Given request> Answer with one number: how many lines hold "standardized".
┌──
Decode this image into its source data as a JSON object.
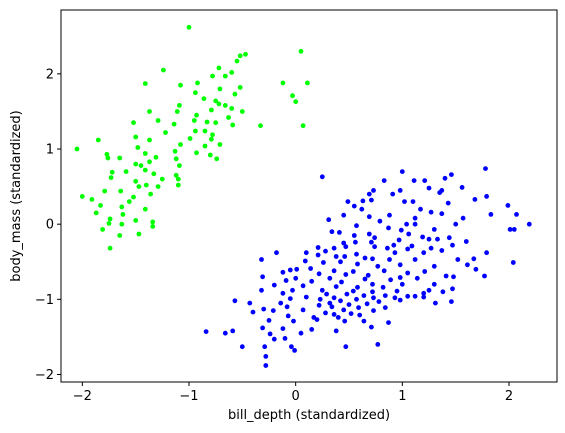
{
  "chart_data": {
    "type": "scatter",
    "xlabel": "bill_depth (standardized)",
    "ylabel": "body_mass (standardized)",
    "xlim": [
      -2.2,
      2.45
    ],
    "ylim": [
      -2.1,
      2.85
    ],
    "xticks": [
      -2,
      -1,
      0,
      1,
      2
    ],
    "yticks": [
      -2,
      -1,
      0,
      1,
      2
    ],
    "grid": false,
    "legend": "none",
    "series": [
      {
        "color": "#00ff00",
        "points": [
          [
            -1.0,
            2.62
          ],
          [
            0.05,
            2.3
          ],
          [
            -0.47,
            2.26
          ],
          [
            -0.52,
            2.24
          ],
          [
            -0.55,
            2.17
          ],
          [
            -1.24,
            2.05
          ],
          [
            -0.72,
            2.08
          ],
          [
            -0.6,
            2.02
          ],
          [
            -1.41,
            1.87
          ],
          [
            -0.78,
            1.97
          ],
          [
            -0.66,
            1.97
          ],
          [
            -0.12,
            1.88
          ],
          [
            0.11,
            1.88
          ],
          [
            -0.92,
            1.88
          ],
          [
            -1.08,
            1.85
          ],
          [
            -0.52,
            1.82
          ],
          [
            -0.71,
            1.8
          ],
          [
            -0.94,
            1.75
          ],
          [
            -0.57,
            1.73
          ],
          [
            -0.86,
            1.67
          ],
          [
            -0.75,
            1.64
          ],
          [
            -0.03,
            1.71
          ],
          [
            -0.72,
            1.6
          ],
          [
            0.0,
            1.63
          ],
          [
            -1.09,
            1.58
          ],
          [
            -0.66,
            1.58
          ],
          [
            -1.11,
            1.5
          ],
          [
            -0.5,
            1.5
          ],
          [
            -0.79,
            1.52
          ],
          [
            -0.6,
            1.54
          ],
          [
            -0.93,
            1.45
          ],
          [
            -1.37,
            1.5
          ],
          [
            -0.63,
            1.42
          ],
          [
            -0.95,
            1.38
          ],
          [
            -0.83,
            1.36
          ],
          [
            -1.29,
            1.38
          ],
          [
            -0.75,
            1.35
          ],
          [
            -0.59,
            1.32
          ],
          [
            -0.33,
            1.31
          ],
          [
            0.07,
            1.31
          ],
          [
            -1.14,
            1.33
          ],
          [
            -1.52,
            1.35
          ],
          [
            -1.22,
            1.22
          ],
          [
            -0.94,
            1.24
          ],
          [
            -1.5,
            1.16
          ],
          [
            -0.85,
            1.24
          ],
          [
            -0.78,
            1.19
          ],
          [
            -0.99,
            1.14
          ],
          [
            -0.79,
            1.13
          ],
          [
            -1.37,
            1.12
          ],
          [
            -1.85,
            1.12
          ],
          [
            -1.48,
            1.02
          ],
          [
            -0.71,
            1.06
          ],
          [
            -0.85,
            1.04
          ],
          [
            -1.08,
            1.06
          ],
          [
            -2.05,
            1.0
          ],
          [
            -1.13,
            0.97
          ],
          [
            -0.93,
            0.95
          ],
          [
            -1.41,
            0.94
          ],
          [
            -0.8,
            0.92
          ],
          [
            -1.77,
            0.93
          ],
          [
            -1.65,
            0.88
          ],
          [
            -1.76,
            0.88
          ],
          [
            -1.31,
            0.89
          ],
          [
            -1.12,
            0.87
          ],
          [
            -0.74,
            0.87
          ],
          [
            -1.37,
            0.83
          ],
          [
            -1.5,
            0.8
          ],
          [
            -1.45,
            0.78
          ],
          [
            -1.09,
            0.78
          ],
          [
            -1.41,
            0.72
          ],
          [
            -1.72,
            0.69
          ],
          [
            -1.59,
            0.7
          ],
          [
            -1.33,
            0.67
          ],
          [
            -1.12,
            0.65
          ],
          [
            -1.73,
            0.62
          ],
          [
            -1.5,
            0.57
          ],
          [
            -1.25,
            0.6
          ],
          [
            -1.1,
            0.6
          ],
          [
            -1.4,
            0.52
          ],
          [
            -1.47,
            0.5
          ],
          [
            -1.29,
            0.5
          ],
          [
            -1.1,
            0.52
          ],
          [
            -1.64,
            0.44
          ],
          [
            -1.79,
            0.44
          ],
          [
            -1.52,
            0.36
          ],
          [
            -2.0,
            0.37
          ],
          [
            -1.91,
            0.33
          ],
          [
            -1.36,
            0.4
          ],
          [
            -1.56,
            0.3
          ],
          [
            -1.83,
            0.25
          ],
          [
            -1.63,
            0.23
          ],
          [
            -1.41,
            0.2
          ],
          [
            -1.87,
            0.15
          ],
          [
            -1.62,
            0.13
          ],
          [
            -1.74,
            0.07
          ],
          [
            -1.5,
            0.05
          ],
          [
            -1.63,
            0.0
          ],
          [
            -1.75,
            0.01
          ],
          [
            -1.34,
            0.03
          ],
          [
            -1.34,
            -0.03
          ],
          [
            -1.81,
            -0.07
          ],
          [
            -1.47,
            -0.13
          ],
          [
            -1.65,
            -0.15
          ],
          [
            -1.74,
            -0.32
          ]
        ]
      },
      {
        "color": "#0000ff",
        "points": [
          [
            1.0,
            0.7
          ],
          [
            1.78,
            0.74
          ],
          [
            0.25,
            0.63
          ],
          [
            0.83,
            0.58
          ],
          [
            1.46,
            0.66
          ],
          [
            1.4,
            0.61
          ],
          [
            1.11,
            0.58
          ],
          [
            1.21,
            0.58
          ],
          [
            1.56,
            0.49
          ],
          [
            0.98,
            0.45
          ],
          [
            1.25,
            0.48
          ],
          [
            0.73,
            0.45
          ],
          [
            0.69,
            0.4
          ],
          [
            0.91,
            0.4
          ],
          [
            1.35,
            0.42
          ],
          [
            1.37,
            0.45
          ],
          [
            1.79,
            0.37
          ],
          [
            0.49,
            0.3
          ],
          [
            0.63,
            0.31
          ],
          [
            0.71,
            0.32
          ],
          [
            1.02,
            0.3
          ],
          [
            1.1,
            0.3
          ],
          [
            1.43,
            0.28
          ],
          [
            1.68,
            0.33
          ],
          [
            1.99,
            0.25
          ],
          [
            0.55,
            0.24
          ],
          [
            0.62,
            0.2
          ],
          [
            1.17,
            0.2
          ],
          [
            1.27,
            0.16
          ],
          [
            1.37,
            0.14
          ],
          [
            1.83,
            0.13
          ],
          [
            0.45,
            0.12
          ],
          [
            0.69,
            0.1
          ],
          [
            0.88,
            0.12
          ],
          [
            1.12,
            0.08
          ],
          [
            1.57,
            0.08
          ],
          [
            2.07,
            0.13
          ],
          [
            0.31,
            0.06
          ],
          [
            0.79,
            0.04
          ],
          [
            1.04,
            0.0
          ],
          [
            1.12,
            0.0
          ],
          [
            1.5,
            0.0
          ],
          [
            2.19,
            0.0
          ],
          [
            0.57,
            -0.02
          ],
          [
            0.87,
            -0.05
          ],
          [
            0.99,
            -0.08
          ],
          [
            1.3,
            -0.07
          ],
          [
            2.01,
            -0.07
          ],
          [
            2.05,
            -0.07
          ],
          [
            0.34,
            -0.1
          ],
          [
            0.41,
            -0.11
          ],
          [
            0.69,
            -0.13
          ],
          [
            1.06,
            -0.13
          ],
          [
            1.25,
            -0.2
          ],
          [
            1.33,
            -0.2
          ],
          [
            0.55,
            -0.15
          ],
          [
            0.74,
            -0.18
          ],
          [
            0.97,
            -0.21
          ],
          [
            1.19,
            -0.17
          ],
          [
            1.44,
            -0.18
          ],
          [
            0.45,
            -0.25
          ],
          [
            0.56,
            -0.24
          ],
          [
            0.71,
            -0.24
          ],
          [
            0.92,
            -0.28
          ],
          [
            1.09,
            -0.29
          ],
          [
            1.47,
            -0.28
          ],
          [
            1.6,
            -0.23
          ],
          [
            0.21,
            -0.31
          ],
          [
            0.36,
            -0.32
          ],
          [
            0.47,
            -0.3
          ],
          [
            0.74,
            -0.3
          ],
          [
            0.86,
            -0.32
          ],
          [
            1.05,
            -0.33
          ],
          [
            1.27,
            -0.32
          ],
          [
            1.37,
            -0.35
          ],
          [
            1.79,
            -0.38
          ],
          [
            0.28,
            -0.36
          ],
          [
            0.57,
            -0.4
          ],
          [
            0.93,
            -0.38
          ],
          [
            1.2,
            -0.38
          ],
          [
            0.1,
            -0.38
          ],
          [
            -0.18,
            -0.38
          ],
          [
            0.21,
            -0.41
          ],
          [
            0.38,
            -0.43
          ],
          [
            0.46,
            -0.43
          ],
          [
            0.65,
            -0.45
          ],
          [
            0.72,
            -0.46
          ],
          [
            0.88,
            -0.47
          ],
          [
            1.12,
            -0.47
          ],
          [
            1.52,
            -0.47
          ],
          [
            1.67,
            -0.46
          ],
          [
            2.04,
            -0.51
          ],
          [
            -0.32,
            -0.47
          ],
          [
            0.09,
            -0.49
          ],
          [
            0.26,
            -0.51
          ],
          [
            0.42,
            -0.5
          ],
          [
            0.58,
            -0.53
          ],
          [
            0.77,
            -0.56
          ],
          [
            0.98,
            -0.54
          ],
          [
            1.3,
            -0.56
          ],
          [
            1.61,
            -0.54
          ],
          [
            1.69,
            -0.6
          ],
          [
            -0.05,
            -0.61
          ],
          [
            0.01,
            -0.6
          ],
          [
            0.14,
            -0.59
          ],
          [
            0.36,
            -0.62
          ],
          [
            0.54,
            -0.63
          ],
          [
            0.83,
            -0.62
          ],
          [
            1.05,
            -0.65
          ],
          [
            1.21,
            -0.63
          ],
          [
            -0.12,
            -0.64
          ],
          [
            0.22,
            -0.66
          ],
          [
            0.47,
            -0.67
          ],
          [
            0.68,
            -0.68
          ],
          [
            0.98,
            -0.71
          ],
          [
            1.41,
            -0.69
          ],
          [
            1.48,
            -0.7
          ],
          [
            1.77,
            -0.69
          ],
          [
            -0.31,
            -0.7
          ],
          [
            0.0,
            -0.72
          ],
          [
            0.32,
            -0.72
          ],
          [
            0.65,
            -0.73
          ],
          [
            0.89,
            -0.74
          ],
          [
            1.14,
            -0.72
          ],
          [
            -0.09,
            -0.75
          ],
          [
            0.15,
            -0.76
          ],
          [
            0.43,
            -0.77
          ],
          [
            0.72,
            -0.8
          ],
          [
            1.0,
            -0.8
          ],
          [
            1.3,
            -0.8
          ],
          [
            -0.2,
            -0.81
          ],
          [
            0.07,
            -0.82
          ],
          [
            0.38,
            -0.83
          ],
          [
            0.58,
            -0.84
          ],
          [
            0.82,
            -0.84
          ],
          [
            1.25,
            -0.88
          ],
          [
            1.47,
            -0.86
          ],
          [
            -0.32,
            -0.88
          ],
          [
            -0.03,
            -0.88
          ],
          [
            0.25,
            -0.88
          ],
          [
            0.54,
            -0.89
          ],
          [
            0.72,
            -0.9
          ],
          [
            0.95,
            -0.89
          ],
          [
            1.2,
            -0.92
          ],
          [
            1.38,
            -0.9
          ],
          [
            -0.12,
            -0.92
          ],
          [
            0.29,
            -0.93
          ],
          [
            0.48,
            -0.93
          ],
          [
            0.64,
            -0.95
          ],
          [
            0.84,
            -0.95
          ],
          [
            1.05,
            -0.96
          ],
          [
            1.2,
            -0.97
          ],
          [
            0.1,
            -0.97
          ],
          [
            0.36,
            -0.98
          ],
          [
            0.57,
            -1.0
          ],
          [
            0.73,
            -0.98
          ],
          [
            0.93,
            -0.98
          ],
          [
            1.12,
            -0.96
          ],
          [
            -0.05,
            -0.99
          ],
          [
            0.23,
            -1.0
          ],
          [
            0.42,
            -1.02
          ],
          [
            0.78,
            -1.03
          ],
          [
            0.98,
            -1.01
          ],
          [
            -0.57,
            -1.02
          ],
          [
            -0.43,
            -1.05
          ],
          [
            -0.14,
            -1.05
          ],
          [
            0.32,
            -1.05
          ],
          [
            0.5,
            -1.07
          ],
          [
            0.67,
            -1.06
          ],
          [
            1.31,
            -1.05
          ],
          [
            1.46,
            -1.03
          ],
          [
            -0.08,
            -1.1
          ],
          [
            0.22,
            -1.08
          ],
          [
            0.34,
            -1.1
          ],
          [
            0.59,
            -1.11
          ],
          [
            0.84,
            -1.11
          ],
          [
            -0.3,
            -1.13
          ],
          [
            -0.21,
            -1.15
          ],
          [
            0.07,
            -1.14
          ],
          [
            0.45,
            -1.14
          ],
          [
            0.73,
            -1.15
          ],
          [
            -0.4,
            -1.17
          ],
          [
            0.28,
            -1.18
          ],
          [
            0.52,
            -1.19
          ],
          [
            0.36,
            -1.2
          ],
          [
            0.6,
            -1.21
          ],
          [
            -0.07,
            -1.22
          ],
          [
            0.17,
            -1.24
          ],
          [
            0.4,
            -1.24
          ],
          [
            0.2,
            -1.27
          ],
          [
            -0.25,
            -1.28
          ],
          [
            -0.02,
            -1.29
          ],
          [
            0.46,
            -1.29
          ],
          [
            0.64,
            -1.29
          ],
          [
            0.87,
            -1.31
          ],
          [
            -0.31,
            -1.38
          ],
          [
            -0.12,
            -1.39
          ],
          [
            0.15,
            -1.4
          ],
          [
            0.38,
            -1.42
          ],
          [
            0.71,
            -1.37
          ],
          [
            -0.59,
            -1.42
          ],
          [
            -0.66,
            -1.45
          ],
          [
            -0.84,
            -1.43
          ],
          [
            -0.24,
            -1.46
          ],
          [
            0.05,
            -1.45
          ],
          [
            -0.1,
            -1.52
          ],
          [
            -0.2,
            -1.53
          ],
          [
            -0.04,
            -1.63
          ],
          [
            -0.5,
            -1.63
          ],
          [
            0.47,
            -1.63
          ],
          [
            0.77,
            -1.6
          ],
          [
            -0.29,
            -1.63
          ],
          [
            -0.01,
            -1.68
          ],
          [
            -0.28,
            -1.76
          ],
          [
            -0.28,
            -1.88
          ]
        ]
      }
    ]
  }
}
└──
Output> 2